**DIRECTION:**
In the listing below, pick out lines with "Oslo".

**DATA ROWS:**
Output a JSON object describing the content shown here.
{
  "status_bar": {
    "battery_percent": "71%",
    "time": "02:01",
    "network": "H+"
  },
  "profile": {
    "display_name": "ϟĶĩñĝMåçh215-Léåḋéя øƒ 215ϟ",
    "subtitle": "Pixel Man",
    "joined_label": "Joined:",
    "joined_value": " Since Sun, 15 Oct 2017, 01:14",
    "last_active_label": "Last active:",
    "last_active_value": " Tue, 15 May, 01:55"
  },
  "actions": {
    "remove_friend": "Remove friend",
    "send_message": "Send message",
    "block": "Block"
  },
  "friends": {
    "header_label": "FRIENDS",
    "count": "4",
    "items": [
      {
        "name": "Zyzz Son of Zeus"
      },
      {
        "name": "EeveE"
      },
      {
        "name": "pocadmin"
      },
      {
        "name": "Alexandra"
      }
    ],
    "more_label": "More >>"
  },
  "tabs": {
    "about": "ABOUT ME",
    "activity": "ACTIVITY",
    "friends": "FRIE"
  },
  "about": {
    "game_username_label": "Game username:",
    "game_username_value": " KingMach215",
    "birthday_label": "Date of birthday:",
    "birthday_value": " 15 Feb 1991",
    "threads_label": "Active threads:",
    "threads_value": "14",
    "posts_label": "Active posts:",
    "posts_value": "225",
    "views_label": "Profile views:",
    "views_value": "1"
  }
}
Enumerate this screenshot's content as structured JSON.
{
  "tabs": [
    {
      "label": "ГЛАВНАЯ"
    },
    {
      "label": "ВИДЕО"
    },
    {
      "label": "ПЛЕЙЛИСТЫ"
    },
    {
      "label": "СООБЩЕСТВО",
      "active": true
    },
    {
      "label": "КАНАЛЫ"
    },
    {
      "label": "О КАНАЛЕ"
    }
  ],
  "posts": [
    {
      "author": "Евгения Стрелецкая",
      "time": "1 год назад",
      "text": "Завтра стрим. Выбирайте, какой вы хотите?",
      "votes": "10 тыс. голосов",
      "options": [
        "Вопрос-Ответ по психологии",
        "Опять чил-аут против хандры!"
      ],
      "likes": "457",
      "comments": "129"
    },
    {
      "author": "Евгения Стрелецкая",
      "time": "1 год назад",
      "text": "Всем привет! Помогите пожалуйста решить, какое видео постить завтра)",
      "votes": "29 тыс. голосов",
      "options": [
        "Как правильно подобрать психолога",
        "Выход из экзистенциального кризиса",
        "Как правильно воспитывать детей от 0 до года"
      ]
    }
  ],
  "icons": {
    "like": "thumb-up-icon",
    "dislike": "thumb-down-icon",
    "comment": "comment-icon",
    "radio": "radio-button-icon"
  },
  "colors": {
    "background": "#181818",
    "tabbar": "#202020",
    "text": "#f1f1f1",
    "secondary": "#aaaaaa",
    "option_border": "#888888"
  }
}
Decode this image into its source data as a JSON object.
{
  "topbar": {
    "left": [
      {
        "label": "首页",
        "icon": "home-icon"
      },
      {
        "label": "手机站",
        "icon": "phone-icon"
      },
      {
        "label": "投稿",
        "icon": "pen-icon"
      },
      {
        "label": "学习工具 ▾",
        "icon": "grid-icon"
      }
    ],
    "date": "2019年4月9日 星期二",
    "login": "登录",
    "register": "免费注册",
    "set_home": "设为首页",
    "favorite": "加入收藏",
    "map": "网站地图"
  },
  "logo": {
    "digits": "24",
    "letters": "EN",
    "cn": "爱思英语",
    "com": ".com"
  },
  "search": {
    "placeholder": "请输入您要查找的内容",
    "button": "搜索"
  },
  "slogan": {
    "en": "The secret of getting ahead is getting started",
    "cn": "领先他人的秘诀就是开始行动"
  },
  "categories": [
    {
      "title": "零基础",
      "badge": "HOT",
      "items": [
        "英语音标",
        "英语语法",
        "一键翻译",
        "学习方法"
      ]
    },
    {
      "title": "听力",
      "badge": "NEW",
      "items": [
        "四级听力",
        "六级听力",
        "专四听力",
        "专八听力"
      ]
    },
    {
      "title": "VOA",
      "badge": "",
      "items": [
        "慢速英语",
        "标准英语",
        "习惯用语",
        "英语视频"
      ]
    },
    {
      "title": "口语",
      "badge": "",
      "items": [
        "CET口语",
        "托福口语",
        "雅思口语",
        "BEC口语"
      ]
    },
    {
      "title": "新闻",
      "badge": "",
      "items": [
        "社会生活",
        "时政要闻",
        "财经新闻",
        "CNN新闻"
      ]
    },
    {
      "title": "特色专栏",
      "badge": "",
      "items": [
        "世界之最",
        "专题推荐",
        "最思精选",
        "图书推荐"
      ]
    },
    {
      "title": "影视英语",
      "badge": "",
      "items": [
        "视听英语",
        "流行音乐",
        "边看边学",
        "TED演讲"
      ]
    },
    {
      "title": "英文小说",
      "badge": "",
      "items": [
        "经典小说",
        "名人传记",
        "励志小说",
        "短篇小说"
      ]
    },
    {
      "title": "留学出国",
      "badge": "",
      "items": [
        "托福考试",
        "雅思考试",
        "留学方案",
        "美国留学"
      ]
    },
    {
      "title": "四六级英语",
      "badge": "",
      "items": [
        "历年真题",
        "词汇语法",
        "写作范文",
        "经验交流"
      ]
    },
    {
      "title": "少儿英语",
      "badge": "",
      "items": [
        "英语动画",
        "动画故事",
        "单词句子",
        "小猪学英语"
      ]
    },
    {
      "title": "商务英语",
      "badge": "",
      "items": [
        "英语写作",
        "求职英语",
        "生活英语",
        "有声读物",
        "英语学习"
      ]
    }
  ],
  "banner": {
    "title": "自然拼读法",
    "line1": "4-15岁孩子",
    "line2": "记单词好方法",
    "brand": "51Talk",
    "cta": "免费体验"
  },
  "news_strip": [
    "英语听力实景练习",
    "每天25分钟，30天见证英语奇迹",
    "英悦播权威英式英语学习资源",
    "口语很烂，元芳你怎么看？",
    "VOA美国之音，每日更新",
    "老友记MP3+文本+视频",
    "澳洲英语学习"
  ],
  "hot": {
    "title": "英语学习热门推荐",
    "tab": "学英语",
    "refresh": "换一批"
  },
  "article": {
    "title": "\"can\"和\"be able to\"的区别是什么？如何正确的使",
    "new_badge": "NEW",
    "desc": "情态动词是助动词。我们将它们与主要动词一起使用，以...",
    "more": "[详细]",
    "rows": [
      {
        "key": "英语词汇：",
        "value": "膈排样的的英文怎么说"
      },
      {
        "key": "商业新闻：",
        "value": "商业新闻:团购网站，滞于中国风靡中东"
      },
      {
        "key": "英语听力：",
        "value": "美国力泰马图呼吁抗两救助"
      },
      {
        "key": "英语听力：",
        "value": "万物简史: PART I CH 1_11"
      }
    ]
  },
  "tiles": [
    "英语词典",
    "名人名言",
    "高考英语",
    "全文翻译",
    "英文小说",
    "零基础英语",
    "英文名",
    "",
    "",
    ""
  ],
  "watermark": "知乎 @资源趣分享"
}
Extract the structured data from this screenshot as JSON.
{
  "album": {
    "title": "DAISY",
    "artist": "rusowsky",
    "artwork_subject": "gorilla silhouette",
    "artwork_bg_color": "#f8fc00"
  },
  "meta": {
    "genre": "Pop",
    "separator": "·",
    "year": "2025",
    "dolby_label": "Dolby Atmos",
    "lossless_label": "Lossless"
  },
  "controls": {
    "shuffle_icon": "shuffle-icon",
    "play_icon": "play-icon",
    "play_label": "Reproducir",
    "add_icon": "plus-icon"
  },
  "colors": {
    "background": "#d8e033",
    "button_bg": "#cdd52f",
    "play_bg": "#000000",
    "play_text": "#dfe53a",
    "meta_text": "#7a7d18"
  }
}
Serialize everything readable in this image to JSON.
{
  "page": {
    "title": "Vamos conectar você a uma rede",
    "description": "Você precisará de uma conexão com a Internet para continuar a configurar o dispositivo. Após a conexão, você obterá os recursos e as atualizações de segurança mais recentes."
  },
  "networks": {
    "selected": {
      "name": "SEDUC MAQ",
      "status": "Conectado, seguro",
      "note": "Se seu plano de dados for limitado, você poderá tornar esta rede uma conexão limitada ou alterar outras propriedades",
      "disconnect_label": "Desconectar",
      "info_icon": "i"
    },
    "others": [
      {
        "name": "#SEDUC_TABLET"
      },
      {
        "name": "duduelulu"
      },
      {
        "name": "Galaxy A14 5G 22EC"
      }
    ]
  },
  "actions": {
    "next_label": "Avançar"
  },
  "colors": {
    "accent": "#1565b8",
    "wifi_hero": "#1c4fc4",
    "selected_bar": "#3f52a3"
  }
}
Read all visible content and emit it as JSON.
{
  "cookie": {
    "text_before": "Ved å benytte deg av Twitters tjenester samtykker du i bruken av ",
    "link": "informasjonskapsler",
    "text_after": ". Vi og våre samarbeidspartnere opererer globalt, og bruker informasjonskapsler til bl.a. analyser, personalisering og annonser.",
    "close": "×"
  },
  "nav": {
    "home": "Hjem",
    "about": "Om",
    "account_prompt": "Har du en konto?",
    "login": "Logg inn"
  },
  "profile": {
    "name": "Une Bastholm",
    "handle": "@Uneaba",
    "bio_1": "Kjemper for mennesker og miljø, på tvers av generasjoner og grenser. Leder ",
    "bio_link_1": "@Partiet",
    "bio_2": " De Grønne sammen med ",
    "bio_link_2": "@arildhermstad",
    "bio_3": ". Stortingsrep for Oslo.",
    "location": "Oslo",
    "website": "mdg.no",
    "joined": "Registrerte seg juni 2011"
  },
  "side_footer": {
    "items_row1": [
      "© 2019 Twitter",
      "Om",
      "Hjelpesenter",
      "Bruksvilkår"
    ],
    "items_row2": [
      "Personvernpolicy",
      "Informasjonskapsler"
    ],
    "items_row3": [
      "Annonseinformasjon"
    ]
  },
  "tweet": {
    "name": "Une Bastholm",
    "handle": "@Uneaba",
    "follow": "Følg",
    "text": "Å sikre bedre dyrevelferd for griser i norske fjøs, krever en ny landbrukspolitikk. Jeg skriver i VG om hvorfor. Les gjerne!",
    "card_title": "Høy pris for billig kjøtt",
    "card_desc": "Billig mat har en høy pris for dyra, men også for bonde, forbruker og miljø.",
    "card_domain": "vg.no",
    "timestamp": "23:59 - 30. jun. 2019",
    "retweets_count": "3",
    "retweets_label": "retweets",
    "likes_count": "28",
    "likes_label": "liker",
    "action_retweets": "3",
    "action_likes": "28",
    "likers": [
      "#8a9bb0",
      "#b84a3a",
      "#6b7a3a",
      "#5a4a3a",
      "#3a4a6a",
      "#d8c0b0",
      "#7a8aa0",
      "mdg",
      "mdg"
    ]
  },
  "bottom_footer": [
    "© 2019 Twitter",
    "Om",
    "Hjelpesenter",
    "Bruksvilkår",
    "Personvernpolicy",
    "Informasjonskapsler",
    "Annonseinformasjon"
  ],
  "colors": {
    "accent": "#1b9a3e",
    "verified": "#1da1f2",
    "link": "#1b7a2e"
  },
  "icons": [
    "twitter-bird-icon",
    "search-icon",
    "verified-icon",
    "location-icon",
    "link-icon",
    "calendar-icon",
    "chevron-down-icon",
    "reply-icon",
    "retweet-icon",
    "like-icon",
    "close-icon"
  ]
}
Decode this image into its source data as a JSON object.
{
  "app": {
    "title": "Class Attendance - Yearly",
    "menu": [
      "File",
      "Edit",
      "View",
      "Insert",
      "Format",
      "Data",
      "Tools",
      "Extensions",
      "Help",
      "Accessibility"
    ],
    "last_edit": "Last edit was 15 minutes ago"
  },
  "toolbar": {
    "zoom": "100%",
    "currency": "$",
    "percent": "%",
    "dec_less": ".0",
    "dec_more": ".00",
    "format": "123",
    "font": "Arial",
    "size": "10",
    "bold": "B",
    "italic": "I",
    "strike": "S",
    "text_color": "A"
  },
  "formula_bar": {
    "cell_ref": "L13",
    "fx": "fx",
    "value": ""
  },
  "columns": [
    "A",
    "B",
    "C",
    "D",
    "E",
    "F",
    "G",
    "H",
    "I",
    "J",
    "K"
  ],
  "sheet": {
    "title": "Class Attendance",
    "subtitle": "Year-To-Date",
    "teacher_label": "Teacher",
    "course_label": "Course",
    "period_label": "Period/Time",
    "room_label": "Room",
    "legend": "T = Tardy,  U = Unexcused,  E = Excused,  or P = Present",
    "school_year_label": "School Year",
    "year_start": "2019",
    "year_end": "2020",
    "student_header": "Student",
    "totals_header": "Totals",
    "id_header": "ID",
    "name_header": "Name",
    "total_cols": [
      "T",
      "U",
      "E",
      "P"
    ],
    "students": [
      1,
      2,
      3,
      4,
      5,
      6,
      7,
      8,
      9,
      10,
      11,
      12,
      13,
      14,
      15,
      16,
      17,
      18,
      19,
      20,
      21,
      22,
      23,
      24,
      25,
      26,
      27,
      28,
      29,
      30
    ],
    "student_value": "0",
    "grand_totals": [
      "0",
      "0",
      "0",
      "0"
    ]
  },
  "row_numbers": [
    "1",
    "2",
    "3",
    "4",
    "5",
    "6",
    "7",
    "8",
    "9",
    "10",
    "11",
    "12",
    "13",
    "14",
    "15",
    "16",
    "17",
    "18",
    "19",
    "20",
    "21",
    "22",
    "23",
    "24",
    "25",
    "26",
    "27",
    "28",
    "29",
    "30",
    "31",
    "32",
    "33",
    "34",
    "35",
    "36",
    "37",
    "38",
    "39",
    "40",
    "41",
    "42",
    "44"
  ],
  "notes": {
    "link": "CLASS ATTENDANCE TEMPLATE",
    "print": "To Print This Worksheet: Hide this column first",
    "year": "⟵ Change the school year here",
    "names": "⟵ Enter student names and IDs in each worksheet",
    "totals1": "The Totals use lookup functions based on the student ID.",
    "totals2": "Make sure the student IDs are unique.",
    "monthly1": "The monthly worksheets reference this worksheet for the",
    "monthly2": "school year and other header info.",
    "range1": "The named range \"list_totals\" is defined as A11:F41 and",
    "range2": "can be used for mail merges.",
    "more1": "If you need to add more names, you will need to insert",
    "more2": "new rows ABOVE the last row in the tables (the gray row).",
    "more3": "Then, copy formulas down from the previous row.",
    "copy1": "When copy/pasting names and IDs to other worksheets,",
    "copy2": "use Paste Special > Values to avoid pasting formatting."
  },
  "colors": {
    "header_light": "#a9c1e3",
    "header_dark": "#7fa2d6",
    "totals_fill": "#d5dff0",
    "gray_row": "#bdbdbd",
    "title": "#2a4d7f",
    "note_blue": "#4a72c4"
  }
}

**ANSWER TO THIS EXERCISE:**
    "bio_3": ". Stortingsrep for Oslo.",
    "location": "Oslo",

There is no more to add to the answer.